WORK TO BE COMPLETED: Write out each entry, exactly the way it appears.

------ MATERIAL TO PROCESS

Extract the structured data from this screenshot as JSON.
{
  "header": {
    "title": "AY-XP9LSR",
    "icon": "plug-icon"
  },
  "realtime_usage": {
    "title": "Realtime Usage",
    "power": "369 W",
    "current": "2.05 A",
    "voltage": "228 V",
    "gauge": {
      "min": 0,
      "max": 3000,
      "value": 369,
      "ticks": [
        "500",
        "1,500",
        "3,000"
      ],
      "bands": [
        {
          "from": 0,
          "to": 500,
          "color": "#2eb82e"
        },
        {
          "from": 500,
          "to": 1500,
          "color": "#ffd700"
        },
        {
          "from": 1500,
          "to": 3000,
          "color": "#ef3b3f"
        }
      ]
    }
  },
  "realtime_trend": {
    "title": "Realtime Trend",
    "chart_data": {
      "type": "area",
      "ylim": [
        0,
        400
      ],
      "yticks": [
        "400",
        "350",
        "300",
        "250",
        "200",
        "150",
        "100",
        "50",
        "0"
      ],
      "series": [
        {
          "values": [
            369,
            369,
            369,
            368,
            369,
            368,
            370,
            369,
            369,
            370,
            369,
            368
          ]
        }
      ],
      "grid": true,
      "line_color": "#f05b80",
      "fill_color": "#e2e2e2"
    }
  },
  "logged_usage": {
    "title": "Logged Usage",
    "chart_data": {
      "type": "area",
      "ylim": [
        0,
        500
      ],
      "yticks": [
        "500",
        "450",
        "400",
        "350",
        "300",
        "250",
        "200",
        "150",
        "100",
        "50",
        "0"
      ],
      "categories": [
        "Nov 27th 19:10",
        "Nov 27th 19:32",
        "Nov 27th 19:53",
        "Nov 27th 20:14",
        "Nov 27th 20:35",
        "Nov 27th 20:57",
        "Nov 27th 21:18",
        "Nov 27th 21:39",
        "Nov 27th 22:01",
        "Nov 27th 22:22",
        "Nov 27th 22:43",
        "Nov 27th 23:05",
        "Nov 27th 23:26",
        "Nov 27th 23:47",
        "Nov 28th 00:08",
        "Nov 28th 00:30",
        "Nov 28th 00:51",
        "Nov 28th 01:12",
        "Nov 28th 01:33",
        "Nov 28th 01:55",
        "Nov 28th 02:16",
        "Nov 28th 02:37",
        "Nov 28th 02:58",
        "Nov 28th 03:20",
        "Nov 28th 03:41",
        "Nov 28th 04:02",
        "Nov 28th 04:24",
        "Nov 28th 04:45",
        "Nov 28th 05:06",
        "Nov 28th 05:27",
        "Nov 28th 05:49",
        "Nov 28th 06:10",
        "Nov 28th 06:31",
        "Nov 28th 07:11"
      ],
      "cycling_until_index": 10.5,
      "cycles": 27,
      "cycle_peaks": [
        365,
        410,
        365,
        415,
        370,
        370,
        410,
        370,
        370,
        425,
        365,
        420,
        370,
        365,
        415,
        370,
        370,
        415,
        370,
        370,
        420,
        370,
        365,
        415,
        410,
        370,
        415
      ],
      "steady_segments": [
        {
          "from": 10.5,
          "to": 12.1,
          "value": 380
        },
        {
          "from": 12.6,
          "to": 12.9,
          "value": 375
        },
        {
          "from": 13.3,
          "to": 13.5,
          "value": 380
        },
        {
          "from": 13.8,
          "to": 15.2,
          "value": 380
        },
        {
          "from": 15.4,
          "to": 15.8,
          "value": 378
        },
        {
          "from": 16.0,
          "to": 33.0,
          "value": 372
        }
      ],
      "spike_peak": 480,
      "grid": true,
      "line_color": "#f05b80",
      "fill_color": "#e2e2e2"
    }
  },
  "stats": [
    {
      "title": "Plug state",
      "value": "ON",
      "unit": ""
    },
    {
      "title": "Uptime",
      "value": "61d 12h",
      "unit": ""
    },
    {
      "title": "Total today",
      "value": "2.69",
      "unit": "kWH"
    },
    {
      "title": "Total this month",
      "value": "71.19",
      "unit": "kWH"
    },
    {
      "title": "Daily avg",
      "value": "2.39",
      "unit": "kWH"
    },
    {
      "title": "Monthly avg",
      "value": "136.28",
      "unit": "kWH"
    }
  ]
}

------------

WRITTEN RESPONSE:
Extract the structured data from this screenshot as JSON.
{
  "header": {
    "title": "AY-XP9LSR",
    "icon": "plug-icon"
  },
  "realtime_usage": {
    "title": "Realtime Usage",
    "power": "369 W",
    "current": "2.05 A",
    "voltage": "228 V",
    "gauge": {
      "min": 0,
      "max": 3000,
      "value": 369,
      "ticks": [
        "500",
        "1,500",
        "3,000"
      ],
      "bands": [
        {
          "from": 0,
          "to": 500,
          "color": "#2eb82e"
        },
        {
          "from": 500,
          "to": 1500,
          "color": "#ffd700"
        },
        {
          "from": 1500,
          "to": 3000,
          "color": "#ef3b3f"
        }
      ]
    }
  },
  "realtime_trend": {
    "title": "Realtime Trend",
    "chart_data": {
      "type": "area",
      "ylim": [
        0,
        400
      ],
      "yticks": [
        "400",
        "350",
        "300",
        "250",
        "200",
        "150",
        "100",
        "50",
        "0"
      ],
      "series": [
        {
          "values": [
            369,
            369,
            369,
            368,
            369,
            368,
            370,
            369,
            369,
            370,
            369,
            368
          ]
        }
      ],
      "grid": true,
      "line_color": "#f05b80",
      "fill_color": "#e2e2e2"
    }
  },
  "logged_usage": {
    "title": "Logged Usage",
    "chart_data": {
      "type": "area",
      "ylim": [
        0,
        500
      ],
      "yticks": [
        "500",
        "450",
        "400",
        "350",
        "300",
        "250",
        "200",
        "150",
        "100",
        "50",
        "0"
      ],
      "categories": [
        "Nov 27th 19:10",
        "Nov 27th 19:32",
        "Nov 27th 19:53",
        "Nov 27th 20:14",
        "Nov 27th 20:35",
        "Nov 27th 20:57",
        "Nov 27th 21:18",
        "Nov 27th 21:39",
        "Nov 27th 22:01",
        "Nov 27th 22:22",
        "Nov 27th 22:43",
        "Nov 27th 23:05",
        "Nov 27th 23:26",
        "Nov 27th 23:47",
        "Nov 28th 00:08",
        "Nov 28th 00:30",
        "Nov 28th 00:51",
        "Nov 28th 01:12",
        "Nov 28th 01:33",
        "Nov 28th 01:55",
        "Nov 28th 02:16",
        "Nov 28th 02:37",
        "Nov 28th 02:58",
        "Nov 28th 03:20",
        "Nov 28th 03:41",
        "Nov 28th 04:02",
        "Nov 28th 04:24",
        "Nov 28th 04:45",
        "Nov 28th 05:06",
        "Nov 28th 05:27",
        "Nov 28th 05:49",
        "Nov 28th 06:10",
        "Nov 28th 06:31",
        "Nov 28th 07:11"
      ],
      "cycling_until_index": 10.5,
      "cycles": 27,
      "cycle_peaks": [
        365,
        410,
        365,
        415,
        370,
        370,
        410,
        370,
        370,
        425,
        365,
        420,
        370,
        365,
        415,
        370,
        370,
        415,
        370,
        370,
        420,
        370,
        365,
        415,
        410,
        370,
        415
      ],
      "steady_segments": [
        {
          "from": 10.5,
          "to": 12.1,
          "value": 380
        },
        {
          "from": 12.6,
          "to": 12.9,
          "value": 375
        },
        {
          "from": 13.3,
          "to": 13.5,
          "value": 380
        },
        {
          "from": 13.8,
          "to": 15.2,
          "value": 380
        },
        {
          "from": 15.4,
          "to": 15.8,
          "value": 378
        },
        {
          "from": 16.0,
          "to": 33.0,
          "value": 372
        }
      ],
      "spike_peak": 480,
      "grid": true,
      "line_color": "#f05b80",
      "fill_color": "#e2e2e2"
    }
  },
  "stats": [
    {
      "title": "Plug state",
      "value": "ON",
      "unit": ""
    },
    {
      "title": "Uptime",
      "value": "61d 12h",
      "unit": ""
    },
    {
      "title": "Total today",
      "value": "2.69",
      "unit": "kWH"
    },
    {
      "title": "Total this month",
      "value": "71.19",
      "unit": "kWH"
    },
    {
      "title": "Daily avg",
      "value": "2.39",
      "unit": "kWH"
    },
    {
      "title": "Monthly avg",
      "value": "136.28",
      "unit": "kWH"
    }
  ]
}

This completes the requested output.